[Data items]

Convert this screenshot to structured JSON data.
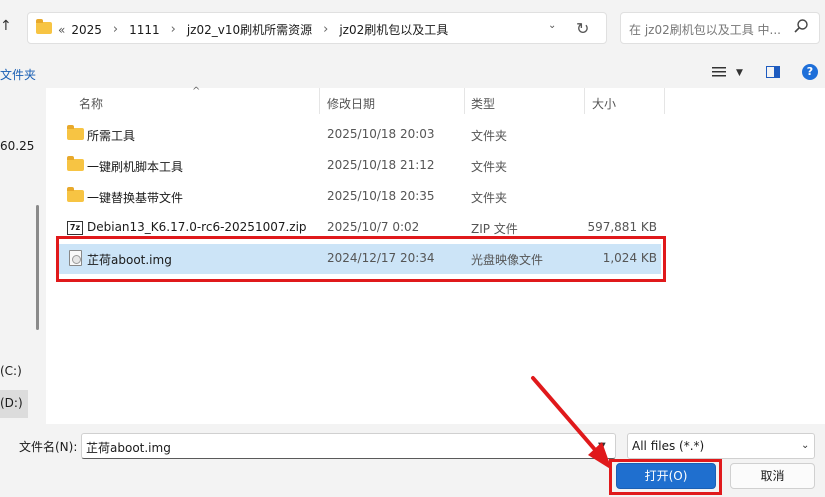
{
  "address": {
    "breadcrumbs": [
      "2025",
      "1111",
      "jz02_v10刷机所需资源",
      "jz02刷机包以及工具"
    ],
    "overflow_label": "«"
  },
  "search": {
    "placeholder": "在 jz02刷机包以及工具 中..."
  },
  "toolbar": {
    "new_folder_label": "文件夹"
  },
  "nav": {
    "items": [
      "60.25",
      "(C:)",
      "(D:)"
    ]
  },
  "columns": {
    "name": "名称",
    "date": "修改日期",
    "type": "类型",
    "size": "大小"
  },
  "files": [
    {
      "name": "所需工具",
      "date": "2025/10/18 20:03",
      "type": "文件夹",
      "size": "",
      "icon": "folder-icon"
    },
    {
      "name": "一键刷机脚本工具",
      "date": "2025/10/18 21:12",
      "type": "文件夹",
      "size": "",
      "icon": "folder-icon"
    },
    {
      "name": "一键替换基带文件",
      "date": "2025/10/18 20:35",
      "type": "文件夹",
      "size": "",
      "icon": "folder-icon"
    },
    {
      "name": "Debian13_K6.17.0-rc6-20251007.zip",
      "date": "2025/10/7 0:02",
      "type": "ZIP 文件",
      "size": "597,881 KB",
      "icon": "zip-icon"
    },
    {
      "name": "芷荷aboot.img",
      "date": "2024/12/17 20:34",
      "type": "光盘映像文件",
      "size": "1,024 KB",
      "icon": "disc-image-icon",
      "selected": true
    }
  ],
  "footer": {
    "filename_label": "文件名(N):",
    "filename_value": "芷荷aboot.img",
    "filetype_value": "All files (*.*)",
    "open_label": "打开(O)",
    "cancel_label": "取消"
  },
  "colors": {
    "accent": "#1f6fcf",
    "annotation": "#e0191b",
    "selection": "#cce4f7"
  },
  "zip_icon_text": "7z"
}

## Short exercise
Above are records with pictures; repeat the records exactly and leave the pictures out.

## Output of the task
Convert this screenshot to structured JSON data.
{
  "address": {
    "breadcrumbs": [
      "2025",
      "1111",
      "jz02_v10刷机所需资源",
      "jz02刷机包以及工具"
    ],
    "overflow_label": "«"
  },
  "search": {
    "placeholder": "在 jz02刷机包以及工具 中..."
  },
  "toolbar": {
    "new_folder_label": "文件夹"
  },
  "nav": {
    "items": [
      "60.25",
      "(C:)",
      "(D:)"
    ]
  },
  "columns": {
    "name": "名称",
    "date": "修改日期",
    "type": "类型",
    "size": "大小"
  },
  "files": [
    {
      "name": "所需工具",
      "date": "2025/10/18 20:03",
      "type": "文件夹",
      "size": "",
      "icon": "folder-icon"
    },
    {
      "name": "一键刷机脚本工具",
      "date": "2025/10/18 21:12",
      "type": "文件夹",
      "size": "",
      "icon": "folder-icon"
    },
    {
      "name": "一键替换基带文件",
      "date": "2025/10/18 20:35",
      "type": "文件夹",
      "size": "",
      "icon": "folder-icon"
    },
    {
      "name": "Debian13_K6.17.0-rc6-20251007.zip",
      "date": "2025/10/7 0:02",
      "type": "ZIP 文件",
      "size": "597,881 KB",
      "icon": "zip-icon"
    },
    {
      "name": "芷荷aboot.img",
      "date": "2024/12/17 20:34",
      "type": "光盘映像文件",
      "size": "1,024 KB",
      "icon": "disc-image-icon",
      "selected": true
    }
  ],
  "footer": {
    "filename_label": "文件名(N):",
    "filename_value": "芷荷aboot.img",
    "filetype_value": "All files (*.*)",
    "open_label": "打开(O)",
    "cancel_label": "取消"
  },
  "colors": {
    "accent": "#1f6fcf",
    "annotation": "#e0191b",
    "selection": "#cce4f7"
  },
  "zip_icon_text": "7z"
}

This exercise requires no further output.